A run of records
<<<<

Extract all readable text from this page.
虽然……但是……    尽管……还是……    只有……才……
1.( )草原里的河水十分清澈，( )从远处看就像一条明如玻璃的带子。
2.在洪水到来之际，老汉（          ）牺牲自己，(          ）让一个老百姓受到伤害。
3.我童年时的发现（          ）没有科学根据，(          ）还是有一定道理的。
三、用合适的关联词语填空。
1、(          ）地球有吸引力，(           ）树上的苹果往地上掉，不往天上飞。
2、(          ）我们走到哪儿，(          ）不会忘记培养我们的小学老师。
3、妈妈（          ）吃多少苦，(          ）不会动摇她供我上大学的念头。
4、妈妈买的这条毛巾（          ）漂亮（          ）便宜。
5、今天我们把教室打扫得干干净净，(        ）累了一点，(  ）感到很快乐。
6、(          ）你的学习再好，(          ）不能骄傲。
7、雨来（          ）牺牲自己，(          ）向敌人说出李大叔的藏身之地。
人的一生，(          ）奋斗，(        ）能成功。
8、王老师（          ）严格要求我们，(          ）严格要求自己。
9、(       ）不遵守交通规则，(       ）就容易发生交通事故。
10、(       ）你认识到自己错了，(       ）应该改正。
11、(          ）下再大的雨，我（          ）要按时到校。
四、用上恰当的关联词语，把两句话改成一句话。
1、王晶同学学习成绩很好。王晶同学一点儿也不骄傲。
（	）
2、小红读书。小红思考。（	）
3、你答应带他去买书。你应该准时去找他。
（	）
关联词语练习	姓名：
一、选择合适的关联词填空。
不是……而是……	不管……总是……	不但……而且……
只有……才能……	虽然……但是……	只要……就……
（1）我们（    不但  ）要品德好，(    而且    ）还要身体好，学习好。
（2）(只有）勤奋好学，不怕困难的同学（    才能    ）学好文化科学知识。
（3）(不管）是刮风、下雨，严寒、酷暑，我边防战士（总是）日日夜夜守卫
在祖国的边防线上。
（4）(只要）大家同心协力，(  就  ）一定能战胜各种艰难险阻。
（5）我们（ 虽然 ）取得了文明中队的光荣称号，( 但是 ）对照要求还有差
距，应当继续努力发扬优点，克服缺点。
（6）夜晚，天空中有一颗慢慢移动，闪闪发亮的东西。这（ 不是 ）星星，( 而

>>>>

* _INSTRUCTIONS FOR THE TASK_: Set all of the entries down again, exactly as they were given.

* _SOLUTION TO THE PROBLEM_:
Extract all readable text from this page.
虽然……但是……    尽管……还是……    只有……才……
1.( )草原里的河水十分清澈，( )从远处看就像一条明如玻璃的带子。
2.在洪水到来之际，老汉（          ）牺牲自己，(          ）让一个老百姓受到伤害。
3.我童年时的发现（          ）没有科学根据，(          ）还是有一定道理的。
三、用合适的关联词语填空。
1、(          ）地球有吸引力，(           ）树上的苹果往地上掉，不往天上飞。
2、(          ）我们走到哪儿，(          ）不会忘记培养我们的小学老师。
3、妈妈（          ）吃多少苦，(          ）不会动摇她供我上大学的念头。
4、妈妈买的这条毛巾（          ）漂亮（          ）便宜。
5、今天我们把教室打扫得干干净净，(        ）累了一点，(  ）感到很快乐。
6、(          ）你的学习再好，(          ）不能骄傲。
7、雨来（          ）牺牲自己，(          ）向敌人说出李大叔的藏身之地。
人的一生，(          ）奋斗，(        ）能成功。
8、王老师（          ）严格要求我们，(          ）严格要求自己。
9、(       ）不遵守交通规则，(       ）就容易发生交通事故。
10、(       ）你认识到自己错了，(       ）应该改正。
11、(          ）下再大的雨，我（          ）要按时到校。
四、用上恰当的关联词语，把两句话改成一句话。
1、王晶同学学习成绩很好。王晶同学一点儿也不骄傲。
（	）
2、小红读书。小红思考。（	）
3、你答应带他去买书。你应该准时去找他。
（	）
关联词语练习	姓名：
一、选择合适的关联词填空。
不是……而是……	不管……总是……	不但……而且……
只有……才能……	虽然……但是……	只要……就……
（1）我们（    不但  ）要品德好，(    而且    ）还要身体好，学习好。
（2）(只有）勤奋好学，不怕困难的同学（    才能    ）学好文化科学知识。
（3）(不管）是刮风、下雨，严寒、酷暑，我边防战士（总是）日日夜夜守卫
在祖国的边防线上。
（4）(只要）大家同心协力，(  就  ）一定能战胜各种艰难险阻。
（5）我们（ 虽然 ）取得了文明中队的光荣称号，( 但是 ）对照要求还有差
距，应当继续努力发扬优点，克服缺点。
（6）夜晚，天空中有一颗慢慢移动，闪闪发亮的东西。这（ 不是 ）星星，( 而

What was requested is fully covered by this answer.